▶ _Exercise objective_: Update the items below, replacing "bounding boxes" with "bounding rectangles" and keeping everything else the same. Leave out the pictures.

▶ _Entries_:
============================================================

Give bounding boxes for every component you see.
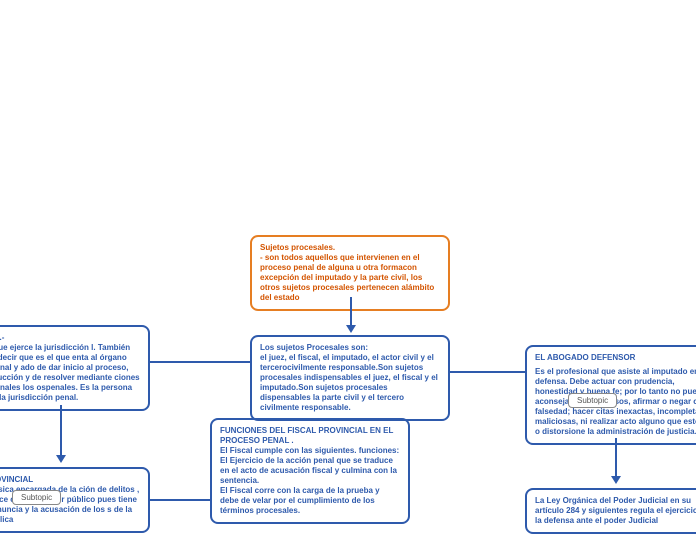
node-funciones: FUNCIONES DEL FISCAL PROVINCIAL EN EL PR… [210,418,410,524]
node-lossujetos-title: Los sujetos Procesales son: [260,343,440,353]
node-lossujetos: Los sujetos Procesales son: el juez, el … [250,335,450,421]
connector-left [150,360,250,364]
arrow-juez-fiscal [55,405,67,465]
connector-right [450,370,526,374]
node-sujetos: Sujetos procesales. - son todos aquellos… [250,235,450,311]
node-abogado-title: EL ABOGADO DEFENSOR [535,353,696,363]
node-sujetos-body: - son todos aquellos que intervienen en … [260,253,440,303]
node-ley-body: La Ley Orgánica del Poder Judicial en su… [535,496,696,526]
node-juez-body: persona que ejerce la jurisdicción l. Ta… [0,343,140,403]
node-funciones-title: FUNCIONES DEL FISCAL PROVINCIAL EN EL PR… [220,426,400,446]
node-fiscal-title: SCAL PROVINCIAL [0,475,140,485]
node-funciones-body: El Fiscal cumple con las siguientes. fun… [220,446,400,516]
node-sujetos-title: Sujetos procesales. [260,243,440,253]
subtopic-button-1[interactable]: Subtopic [12,490,61,505]
node-juez-title: EZ PENAL.- [0,333,140,343]
subtopic-button-2[interactable]: Subtopic [568,393,617,408]
node-lossujetos-body: el juez, el fiscal, el imputado, el acto… [260,353,440,413]
connector-fiscal-funciones [150,498,210,502]
node-ley: La Ley Orgánica del Poder Judicial en su… [525,488,696,534]
arrow-abogado-ley [610,438,622,486]
node-juez: EZ PENAL.- persona que ejerce la jurisdi… [0,325,150,411]
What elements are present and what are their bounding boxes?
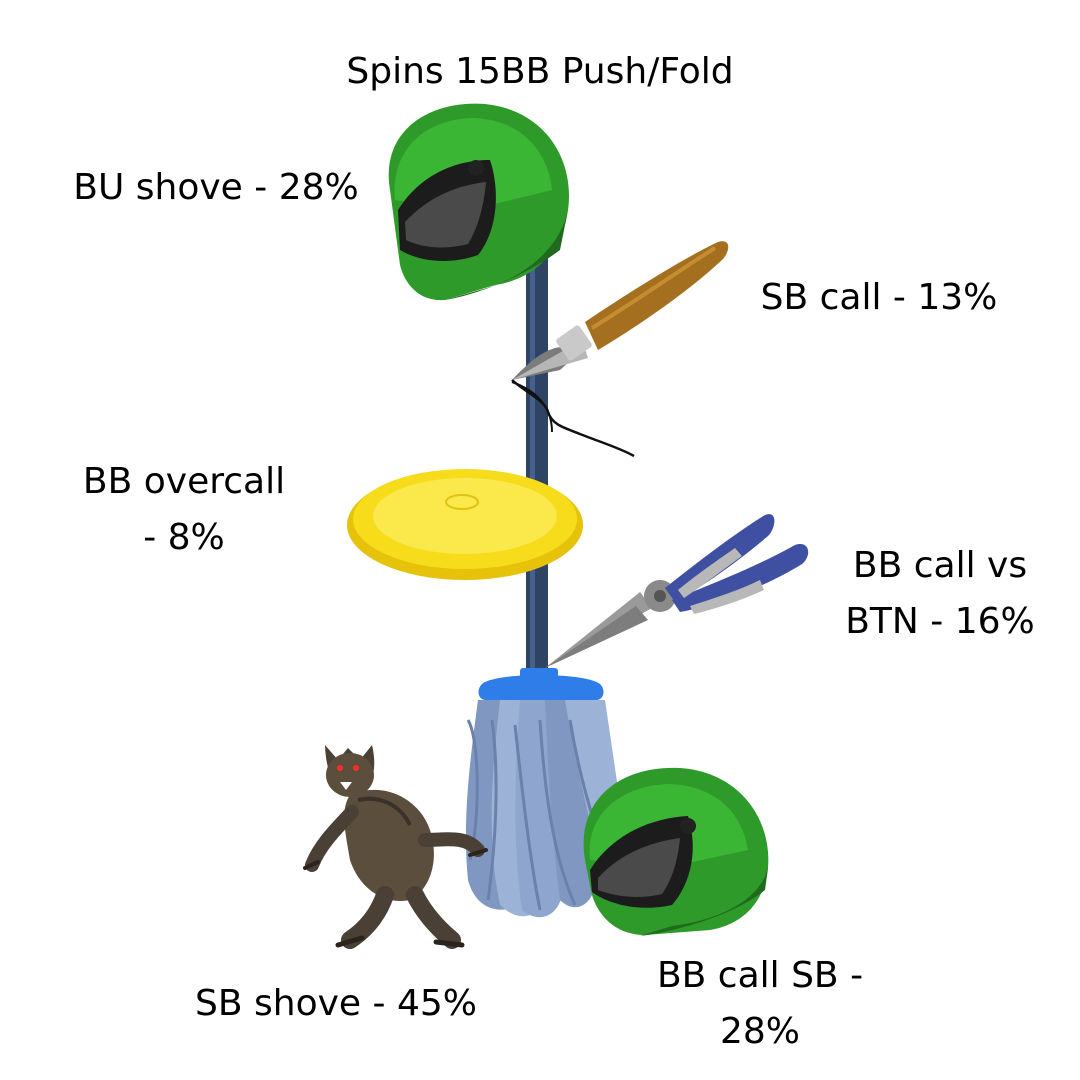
label-bb-overcall: BB overcall - 8% <box>72 454 296 566</box>
scalpel-icon <box>511 241 729 458</box>
mop-pole <box>526 200 548 690</box>
helmet-icon <box>583 767 769 936</box>
title-text: Spins 15BB Push/Fold <box>346 51 734 92</box>
label-bb-overcall-line1: BB overcall <box>82 461 286 502</box>
werewolf-icon <box>303 745 488 949</box>
label-bb-overcall-line2: - 8% <box>143 517 225 558</box>
label-sb-shove: SB shove - 45% <box>186 976 486 1032</box>
label-bb-call-sb: BB call SB - 28% <box>646 948 874 1060</box>
label-bb-call-sb-line2: 28% <box>719 1011 800 1052</box>
label-bb-call-vs-btn-line2: BTN - 16% <box>845 601 1035 642</box>
helmet-icon <box>388 103 569 301</box>
label-sb-call-text: SB call - 13% <box>760 277 998 318</box>
mop-icon <box>465 668 630 918</box>
diagram-title: Spins 15BB Push/Fold <box>330 44 750 100</box>
label-bu-shove: BU shove - 28% <box>66 160 366 216</box>
label-bb-call-vs-btn-line1: BB call vs <box>852 545 1028 586</box>
bucket-lid-icon <box>347 469 583 580</box>
label-bu-shove-text: BU shove - 28% <box>73 167 359 208</box>
label-bb-call-sb-line1: BB call SB - <box>656 955 864 996</box>
label-sb-shove-text: SB shove - 45% <box>195 983 477 1024</box>
label-bb-call-vs-btn: BB call vs BTN - 16% <box>836 538 1044 650</box>
pliers-icon <box>545 514 809 668</box>
label-sb-call: SB call - 13% <box>756 270 1002 326</box>
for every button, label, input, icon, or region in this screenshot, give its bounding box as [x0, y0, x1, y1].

============================================================

▶ _Solved problem_:
Give bounding rectangles for every component you see.
node-funciones: FUNCIONES DEL FISCAL PROVINCIAL EN EL PR… [210,418,410,524]
node-lossujetos-title: Los sujetos Procesales son: [260,343,440,353]
node-lossujetos: Los sujetos Procesales son: el juez, el … [250,335,450,421]
connector-left [150,360,250,364]
arrow-juez-fiscal [55,405,67,465]
connector-right [450,370,526,374]
node-sujetos: Sujetos procesales. - son todos aquellos… [250,235,450,311]
node-abogado-title: EL ABOGADO DEFENSOR [535,353,696,363]
node-sujetos-body: - son todos aquellos que intervienen en … [260,253,440,303]
node-ley-body: La Ley Orgánica del Poder Judicial en su… [535,496,696,526]
node-juez-body: persona que ejerce la jurisdicción l. Ta… [0,343,140,403]
node-funciones-title: FUNCIONES DEL FISCAL PROVINCIAL EN EL PR… [220,426,400,446]
node-fiscal-title: SCAL PROVINCIAL [0,475,140,485]
node-funciones-body: El Fiscal cumple con las siguientes. fun… [220,446,400,516]
node-sujetos-title: Sujetos procesales. [260,243,440,253]
subtopic-button-1[interactable]: Subtopic [12,490,61,505]
node-juez-title: EZ PENAL.- [0,333,140,343]
subtopic-button-2[interactable]: Subtopic [568,393,617,408]
node-lossujetos-body: el juez, el fiscal, el imputado, el acto… [260,353,440,413]
connector-fiscal-funciones [150,498,210,502]
node-ley: La Ley Orgánica del Poder Judicial en su… [525,488,696,534]
arrow-abogado-ley [610,438,622,486]
node-juez: EZ PENAL.- persona que ejerce la jurisdi… [0,325,150,411]
What elements are present and what are their bounding rectangles?
label-bb-overcall: BB overcall - 8% <box>72 454 296 566</box>
scalpel-icon <box>511 241 729 458</box>
mop-pole <box>526 200 548 690</box>
helmet-icon <box>583 767 769 936</box>
title-text: Spins 15BB Push/Fold <box>346 51 734 92</box>
label-bb-overcall-line1: BB overcall <box>82 461 286 502</box>
werewolf-icon <box>303 745 488 949</box>
label-bb-overcall-line2: - 8% <box>143 517 225 558</box>
label-sb-shove: SB shove - 45% <box>186 976 486 1032</box>
label-bb-call-sb: BB call SB - 28% <box>646 948 874 1060</box>
label-bb-call-sb-line2: 28% <box>719 1011 800 1052</box>
label-bb-call-vs-btn-line2: BTN - 16% <box>845 601 1035 642</box>
helmet-icon <box>388 103 569 301</box>
label-sb-call-text: SB call - 13% <box>760 277 998 318</box>
mop-icon <box>465 668 630 918</box>
diagram-title: Spins 15BB Push/Fold <box>330 44 750 100</box>
label-bu-shove: BU shove - 28% <box>66 160 366 216</box>
label-bb-call-vs-btn-line1: BB call vs <box>852 545 1028 586</box>
bucket-lid-icon <box>347 469 583 580</box>
label-bu-shove-text: BU shove - 28% <box>73 167 359 208</box>
label-bb-call-sb-line1: BB call SB - <box>656 955 864 996</box>
label-sb-shove-text: SB shove - 45% <box>195 983 477 1024</box>
label-bb-call-vs-btn: BB call vs BTN - 16% <box>836 538 1044 650</box>
pliers-icon <box>545 514 809 668</box>
label-sb-call: SB call - 13% <box>756 270 1002 326</box>
for every button, label, input, icon, or region in this screenshot, give its bounding box as [x0, y0, x1, y1].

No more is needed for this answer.